§ **To do**:
1) Which directories does the GitHub importer documentation say the importer's codebase is broken up into? List each one.
2) Answer these from the GitHub importer documentation, one answer per line, marked like the questions:
(a) Which Rake task uses the sequential importer?
(b) What does the importer use to interact with the GitHub API?
(c) What worker moves an import on to its next stage?
3) Can you extend the GitHub importer documentation, picking up right where it ends rather than drawing on the entries?

411 lines
18 KiB
Markdown
411 lines
18 KiB
Markdown
---
|
|
stage: none
|
|
group: unassigned
|
|
info: Any user with at least the Maintainer role can merge updates to this content. For details, see https://docs.gitlab.com/ee/development/development_processes.html#development-guidelines-review.
|
|
---
|
|
|
|
# GitHub importer developer documentation
|
|
|
|
The GitHub importer offers two different types of importers:
|
|
|
|
- A sequential importer. Used by the `import:github` Rake task.
|
|
- A parallel importer. Used by everything else.
|
|
|
|
The difference between these two importers is:
|
|
|
|
- The sequential importer does all the work in a single thread, so it's more suited for debugging purposes or Rake tasks.
|
|
- The parallel importer uses Sidekiq.
|
|
|
|
## Prerequisites
|
|
|
|
- Sidekiq workers that process the `github_importer` and `github_importer_advance_stage` queues (enabled by default).
|
|
- Octokit (used for interacting with the GitHub API).
|
|
|
|
## Code structure
|
|
|
|
The importer's codebase is broken up into the following directories:
|
|
|
|
- `lib/gitlab/github_import`: this directory contains most of the code such as
|
|
the classes used for importing resources.
|
|
- `app/workers/gitlab/github_import`: this directory contains the Sidekiq
|
|
workers.
|
|
- `app/workers/concerns/gitlab/github_import`: this directory contains a few
|
|
modules reused by the various Sidekiq workers.
|
|
|
|
## Architecture overview
|
|
|
|
When a GitHub project is imported, work is divided into separate stages, with
|
|
each stage consisting of a set of Sidekiq jobs that are executed. Between
|
|
every stage a job is scheduled that periodically checks if all work of the
|
|
current stage is completed, advancing the import process to the next stage when
|
|
this is the case. The worker handling this is called
|
|
`Gitlab::GithubImport::AdvanceStageWorker`.
|
|
|
|
- An import is initiated via an API request to
|
|
[`POST /import/github`](https://gitlab.com/gitlab-org/gitlab/-/blob/18878b90991e2d478f3c79a68013b156d83b5db8/lib/api/import_github.rb#L42)

§ **Dataset content**:
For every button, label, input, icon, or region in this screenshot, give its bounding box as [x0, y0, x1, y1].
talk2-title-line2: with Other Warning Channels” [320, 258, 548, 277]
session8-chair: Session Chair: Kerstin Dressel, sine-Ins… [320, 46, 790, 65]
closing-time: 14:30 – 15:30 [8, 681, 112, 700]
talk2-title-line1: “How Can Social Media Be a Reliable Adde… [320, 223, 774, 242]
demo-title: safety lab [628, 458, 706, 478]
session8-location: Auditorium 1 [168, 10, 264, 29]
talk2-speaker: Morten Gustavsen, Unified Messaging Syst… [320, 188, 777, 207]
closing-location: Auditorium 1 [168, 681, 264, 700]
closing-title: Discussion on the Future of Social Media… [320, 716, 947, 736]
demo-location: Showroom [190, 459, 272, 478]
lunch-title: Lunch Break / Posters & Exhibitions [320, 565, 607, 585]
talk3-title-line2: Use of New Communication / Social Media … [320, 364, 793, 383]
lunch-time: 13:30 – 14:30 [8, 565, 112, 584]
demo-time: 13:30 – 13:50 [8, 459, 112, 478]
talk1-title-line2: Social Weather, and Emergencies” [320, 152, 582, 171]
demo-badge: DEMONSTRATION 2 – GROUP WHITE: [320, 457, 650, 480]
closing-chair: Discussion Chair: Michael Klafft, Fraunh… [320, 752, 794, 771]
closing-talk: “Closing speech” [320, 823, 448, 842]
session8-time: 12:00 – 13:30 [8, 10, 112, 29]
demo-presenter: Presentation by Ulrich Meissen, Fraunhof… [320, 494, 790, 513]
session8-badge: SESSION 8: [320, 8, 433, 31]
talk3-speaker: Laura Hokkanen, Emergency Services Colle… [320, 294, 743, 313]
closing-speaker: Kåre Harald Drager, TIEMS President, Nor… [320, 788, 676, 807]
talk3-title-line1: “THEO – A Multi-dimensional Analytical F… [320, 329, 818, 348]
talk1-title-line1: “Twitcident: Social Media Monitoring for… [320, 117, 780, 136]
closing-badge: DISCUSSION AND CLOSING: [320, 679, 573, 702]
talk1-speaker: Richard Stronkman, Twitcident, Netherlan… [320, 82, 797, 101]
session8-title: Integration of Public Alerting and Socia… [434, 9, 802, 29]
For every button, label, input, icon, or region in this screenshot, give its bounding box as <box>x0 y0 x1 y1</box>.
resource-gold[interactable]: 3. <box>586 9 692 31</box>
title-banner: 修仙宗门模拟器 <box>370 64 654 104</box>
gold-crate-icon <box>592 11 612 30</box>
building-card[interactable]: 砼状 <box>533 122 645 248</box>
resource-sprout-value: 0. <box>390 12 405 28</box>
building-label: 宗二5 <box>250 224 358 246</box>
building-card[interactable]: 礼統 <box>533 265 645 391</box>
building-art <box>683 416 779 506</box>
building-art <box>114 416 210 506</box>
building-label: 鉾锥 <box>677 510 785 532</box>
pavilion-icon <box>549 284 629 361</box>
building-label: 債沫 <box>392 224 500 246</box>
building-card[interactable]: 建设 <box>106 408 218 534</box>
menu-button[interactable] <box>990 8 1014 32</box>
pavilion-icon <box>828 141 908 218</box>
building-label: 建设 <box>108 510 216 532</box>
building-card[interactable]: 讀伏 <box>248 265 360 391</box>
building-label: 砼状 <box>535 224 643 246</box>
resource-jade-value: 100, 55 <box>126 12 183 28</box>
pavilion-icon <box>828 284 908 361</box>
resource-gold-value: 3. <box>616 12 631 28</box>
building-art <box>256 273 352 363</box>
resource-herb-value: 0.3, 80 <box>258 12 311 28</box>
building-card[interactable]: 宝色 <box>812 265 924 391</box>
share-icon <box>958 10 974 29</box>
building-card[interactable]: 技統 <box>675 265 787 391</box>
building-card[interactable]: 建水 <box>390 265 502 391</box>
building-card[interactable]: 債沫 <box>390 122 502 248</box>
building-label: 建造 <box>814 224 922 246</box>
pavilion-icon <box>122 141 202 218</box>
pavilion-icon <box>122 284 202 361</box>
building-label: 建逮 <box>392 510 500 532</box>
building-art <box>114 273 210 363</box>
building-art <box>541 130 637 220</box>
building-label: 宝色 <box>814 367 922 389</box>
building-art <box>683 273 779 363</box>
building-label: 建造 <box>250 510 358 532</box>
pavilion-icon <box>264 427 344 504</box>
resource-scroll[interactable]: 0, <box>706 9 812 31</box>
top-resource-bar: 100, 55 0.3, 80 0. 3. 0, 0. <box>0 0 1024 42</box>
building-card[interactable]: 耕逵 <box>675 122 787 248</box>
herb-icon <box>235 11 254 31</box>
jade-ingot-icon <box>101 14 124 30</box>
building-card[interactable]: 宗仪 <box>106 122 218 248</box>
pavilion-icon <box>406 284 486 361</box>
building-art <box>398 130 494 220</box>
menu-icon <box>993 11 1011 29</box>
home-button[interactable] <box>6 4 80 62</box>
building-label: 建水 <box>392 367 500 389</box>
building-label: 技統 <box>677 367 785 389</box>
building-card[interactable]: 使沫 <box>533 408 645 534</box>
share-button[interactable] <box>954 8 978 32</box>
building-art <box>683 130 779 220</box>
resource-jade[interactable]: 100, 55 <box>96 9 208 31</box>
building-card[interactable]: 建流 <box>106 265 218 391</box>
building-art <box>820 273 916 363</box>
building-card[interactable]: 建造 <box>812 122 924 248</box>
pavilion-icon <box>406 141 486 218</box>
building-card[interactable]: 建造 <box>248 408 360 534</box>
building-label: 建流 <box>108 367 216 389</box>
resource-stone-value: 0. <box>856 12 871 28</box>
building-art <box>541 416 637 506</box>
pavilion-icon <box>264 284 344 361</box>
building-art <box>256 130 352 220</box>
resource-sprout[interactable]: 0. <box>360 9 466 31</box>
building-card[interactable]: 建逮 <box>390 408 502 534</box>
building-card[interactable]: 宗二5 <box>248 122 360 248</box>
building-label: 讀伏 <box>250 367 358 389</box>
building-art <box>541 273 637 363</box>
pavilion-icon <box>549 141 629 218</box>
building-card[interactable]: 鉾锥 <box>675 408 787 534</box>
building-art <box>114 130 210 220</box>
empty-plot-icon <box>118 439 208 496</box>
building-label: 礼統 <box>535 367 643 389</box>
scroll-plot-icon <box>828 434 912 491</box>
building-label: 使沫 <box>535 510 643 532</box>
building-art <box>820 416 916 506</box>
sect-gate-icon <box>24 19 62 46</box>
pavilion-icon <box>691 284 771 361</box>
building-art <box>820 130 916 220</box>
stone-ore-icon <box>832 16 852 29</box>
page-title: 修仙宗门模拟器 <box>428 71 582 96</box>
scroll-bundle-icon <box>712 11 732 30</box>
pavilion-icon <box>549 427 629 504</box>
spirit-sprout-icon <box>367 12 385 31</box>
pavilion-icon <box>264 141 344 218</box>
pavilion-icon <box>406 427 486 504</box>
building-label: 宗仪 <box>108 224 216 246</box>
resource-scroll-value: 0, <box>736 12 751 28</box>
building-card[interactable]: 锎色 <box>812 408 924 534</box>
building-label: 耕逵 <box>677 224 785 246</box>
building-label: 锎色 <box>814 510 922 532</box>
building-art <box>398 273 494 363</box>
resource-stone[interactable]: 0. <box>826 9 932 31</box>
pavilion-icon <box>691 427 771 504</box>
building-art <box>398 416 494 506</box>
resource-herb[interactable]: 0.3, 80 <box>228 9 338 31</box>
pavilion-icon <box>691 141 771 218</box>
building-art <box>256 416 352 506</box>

§ **Task-by-task results**:
1)
- `lib/gitlab/github_import`
- `app/workers/gitlab/github_import`
- `app/workers/concerns/gitlab/github_import`

2)
(a) `import:github`
(b) Octokit
(c) `Gitlab::GithubImport::AdvanceStageWorker`

3)
|
|
- The API endpoint calls [`Import::GitHubService`](https://gitlab.com/gitlab-org/gitlab/-/blob/18878b90991e2d478f3c79a68013b156d83b5db8/lib/api/import_github.rb#L43).
|
|
- Which calls
|
|
[`Gitlab::LegacyGithubImport::ProjectCreator`](https://gitlab.com/gitlab-org/gitlab/-/blob/18878b90991e2d478f3c79a68013b156d83b5db8/app/services/import/github_service.rb#L31-38)
|
|
- Which calls
|
|
[`Projects::CreateService`](https://gitlab.com/gitlab-org/gitlab/-/blob/18878b90991e2d478f3c79a68013b156d83b5db8/lib/gitlab/legacy_github_import/project_creator.rb#L30)
|
|
- Which calls
|
|
[`@project.import_state.schedule`](https://gitlab.com/gitlab-org/gitlab/-/blob/18878b90991e2d478f3c79a68013b156d83b5db8/app/services/projects/create_service.rb#L325)
|
|
- Which calls
|
|
[`project.add_import_job`](https://gitlab.com/gitlab-org/gitlab/-/blob/1d154fa0b9121566aebf3afe3d28808d025cc5af/app/models/project_import_state.rb#L43)
|
|
- Which calls
|
|
[`RepositoryImportWorker`](https://gitlab.com/gitlab-org/gitlab/-/blob/1d154fa0b9121566aebf3afe3d28808d025cc5af/app/models/project.rb#L1105)
|
|
|
|
## Stages
|
|
|
|
### 1. RepositoryImportWorker
|
|
|
|
This worker calls
|
|
[`Projects::ImportService.new.execute`](https://gitlab.com/gitlab-org/gitlab/-/blob/651e6a0139396ed6fa9ce73e27587ca88f9f4d96/app/workers/repository_import_worker.rb#L23-24),
|
|
which calls
|
|
[`importer.execute`](https://gitlab.com/gitlab-org/gitlab/-/blob/fcccaaac8d62191ad233cebeffc67111145b1ad7/app/services/projects/import_service.rb#L143).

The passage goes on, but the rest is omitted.